(Rows from a dataset)
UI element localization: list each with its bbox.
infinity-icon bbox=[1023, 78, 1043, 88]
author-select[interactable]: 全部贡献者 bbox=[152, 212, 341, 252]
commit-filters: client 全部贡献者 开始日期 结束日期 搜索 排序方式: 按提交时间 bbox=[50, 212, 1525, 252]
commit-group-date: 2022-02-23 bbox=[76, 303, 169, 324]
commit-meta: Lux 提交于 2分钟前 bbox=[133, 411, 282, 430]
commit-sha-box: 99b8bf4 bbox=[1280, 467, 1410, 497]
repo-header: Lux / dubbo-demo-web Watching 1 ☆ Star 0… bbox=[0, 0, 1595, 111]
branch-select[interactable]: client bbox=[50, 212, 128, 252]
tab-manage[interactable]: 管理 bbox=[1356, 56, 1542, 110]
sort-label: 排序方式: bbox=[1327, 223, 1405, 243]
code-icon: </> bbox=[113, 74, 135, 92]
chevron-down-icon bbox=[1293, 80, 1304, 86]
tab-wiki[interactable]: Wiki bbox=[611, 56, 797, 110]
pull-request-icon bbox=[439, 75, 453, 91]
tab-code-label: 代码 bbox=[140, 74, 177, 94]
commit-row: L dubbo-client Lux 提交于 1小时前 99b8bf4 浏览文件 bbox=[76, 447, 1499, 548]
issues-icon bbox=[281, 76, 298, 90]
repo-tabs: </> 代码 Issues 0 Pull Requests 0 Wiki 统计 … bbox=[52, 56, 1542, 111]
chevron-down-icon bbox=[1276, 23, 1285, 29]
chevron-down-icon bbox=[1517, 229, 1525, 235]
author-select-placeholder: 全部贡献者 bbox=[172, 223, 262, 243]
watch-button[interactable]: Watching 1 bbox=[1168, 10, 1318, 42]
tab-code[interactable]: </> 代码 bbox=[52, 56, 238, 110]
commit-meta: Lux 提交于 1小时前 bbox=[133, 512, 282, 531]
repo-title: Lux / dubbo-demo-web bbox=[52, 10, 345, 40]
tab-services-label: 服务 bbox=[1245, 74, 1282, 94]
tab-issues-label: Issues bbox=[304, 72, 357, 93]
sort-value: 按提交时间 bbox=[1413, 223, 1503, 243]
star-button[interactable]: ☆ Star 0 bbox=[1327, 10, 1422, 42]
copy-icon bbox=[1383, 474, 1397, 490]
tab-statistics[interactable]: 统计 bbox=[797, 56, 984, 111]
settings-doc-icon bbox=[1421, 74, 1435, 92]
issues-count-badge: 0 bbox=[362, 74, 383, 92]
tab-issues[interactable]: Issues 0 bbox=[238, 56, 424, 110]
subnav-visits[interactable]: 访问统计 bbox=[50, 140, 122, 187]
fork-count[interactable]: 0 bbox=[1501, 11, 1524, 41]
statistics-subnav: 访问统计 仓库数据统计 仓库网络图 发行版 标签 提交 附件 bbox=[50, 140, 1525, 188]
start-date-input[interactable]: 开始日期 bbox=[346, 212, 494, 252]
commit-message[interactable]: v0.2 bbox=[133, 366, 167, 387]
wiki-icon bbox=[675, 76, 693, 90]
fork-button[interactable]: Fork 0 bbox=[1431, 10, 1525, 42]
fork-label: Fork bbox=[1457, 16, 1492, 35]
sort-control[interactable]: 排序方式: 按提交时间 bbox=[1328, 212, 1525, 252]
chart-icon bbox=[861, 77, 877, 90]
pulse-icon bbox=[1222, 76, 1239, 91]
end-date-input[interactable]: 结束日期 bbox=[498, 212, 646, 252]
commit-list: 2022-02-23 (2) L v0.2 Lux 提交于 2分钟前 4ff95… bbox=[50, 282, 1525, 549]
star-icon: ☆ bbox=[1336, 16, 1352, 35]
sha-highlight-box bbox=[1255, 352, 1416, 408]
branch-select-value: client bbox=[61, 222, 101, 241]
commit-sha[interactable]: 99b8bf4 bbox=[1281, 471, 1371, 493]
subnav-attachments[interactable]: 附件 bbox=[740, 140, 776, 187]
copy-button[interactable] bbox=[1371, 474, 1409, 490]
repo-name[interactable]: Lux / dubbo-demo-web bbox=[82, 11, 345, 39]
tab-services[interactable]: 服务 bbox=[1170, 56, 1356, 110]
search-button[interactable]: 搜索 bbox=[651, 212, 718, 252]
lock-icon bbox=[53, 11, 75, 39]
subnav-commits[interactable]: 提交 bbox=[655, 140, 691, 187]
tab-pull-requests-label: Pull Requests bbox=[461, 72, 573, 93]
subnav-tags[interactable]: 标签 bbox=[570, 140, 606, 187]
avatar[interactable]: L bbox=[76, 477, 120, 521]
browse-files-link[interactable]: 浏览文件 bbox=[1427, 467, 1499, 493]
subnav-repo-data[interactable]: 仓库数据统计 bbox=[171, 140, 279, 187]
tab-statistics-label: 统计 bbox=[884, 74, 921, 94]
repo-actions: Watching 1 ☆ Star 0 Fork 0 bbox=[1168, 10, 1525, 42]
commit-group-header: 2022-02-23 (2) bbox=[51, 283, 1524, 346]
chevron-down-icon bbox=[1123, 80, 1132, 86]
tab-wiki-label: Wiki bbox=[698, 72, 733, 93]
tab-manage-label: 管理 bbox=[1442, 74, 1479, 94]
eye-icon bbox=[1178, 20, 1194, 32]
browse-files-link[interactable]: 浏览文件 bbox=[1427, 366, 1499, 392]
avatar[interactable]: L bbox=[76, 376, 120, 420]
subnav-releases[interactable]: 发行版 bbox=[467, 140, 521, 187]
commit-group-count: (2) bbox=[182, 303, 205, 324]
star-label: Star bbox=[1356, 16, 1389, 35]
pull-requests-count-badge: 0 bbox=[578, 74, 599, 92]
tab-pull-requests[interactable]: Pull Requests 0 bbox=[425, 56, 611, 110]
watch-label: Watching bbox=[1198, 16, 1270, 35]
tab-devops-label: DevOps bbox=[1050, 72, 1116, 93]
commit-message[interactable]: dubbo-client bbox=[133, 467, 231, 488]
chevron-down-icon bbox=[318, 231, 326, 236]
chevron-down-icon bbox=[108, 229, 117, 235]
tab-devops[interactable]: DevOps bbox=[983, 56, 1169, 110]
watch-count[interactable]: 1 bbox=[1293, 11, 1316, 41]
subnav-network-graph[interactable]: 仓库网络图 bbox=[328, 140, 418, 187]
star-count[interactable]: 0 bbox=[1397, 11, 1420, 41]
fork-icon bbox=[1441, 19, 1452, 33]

EXERCISE:
Please edit the lines from the start of the list through the line containing "repo-header: Lux /" so that "infinity-icon" becomes "loop-icon". Leave everything else in them unchanged.

ANSWER FOR THE TASK:
UI element localization: list each with its bbox.
loop-icon bbox=[1023, 78, 1043, 88]
author-select[interactable]: 全部贡献者 bbox=[152, 212, 341, 252]
commit-filters: client 全部贡献者 开始日期 结束日期 搜索 排序方式: 按提交时间 bbox=[50, 212, 1525, 252]
commit-group-date: 2022-02-23 bbox=[76, 303, 169, 324]
commit-meta: Lux 提交于 2分钟前 bbox=[133, 411, 282, 430]
commit-sha-box: 99b8bf4 bbox=[1280, 467, 1410, 497]
repo-header: Lux / dubbo-demo-web Watching 1 ☆ Star 0… bbox=[0, 0, 1595, 111]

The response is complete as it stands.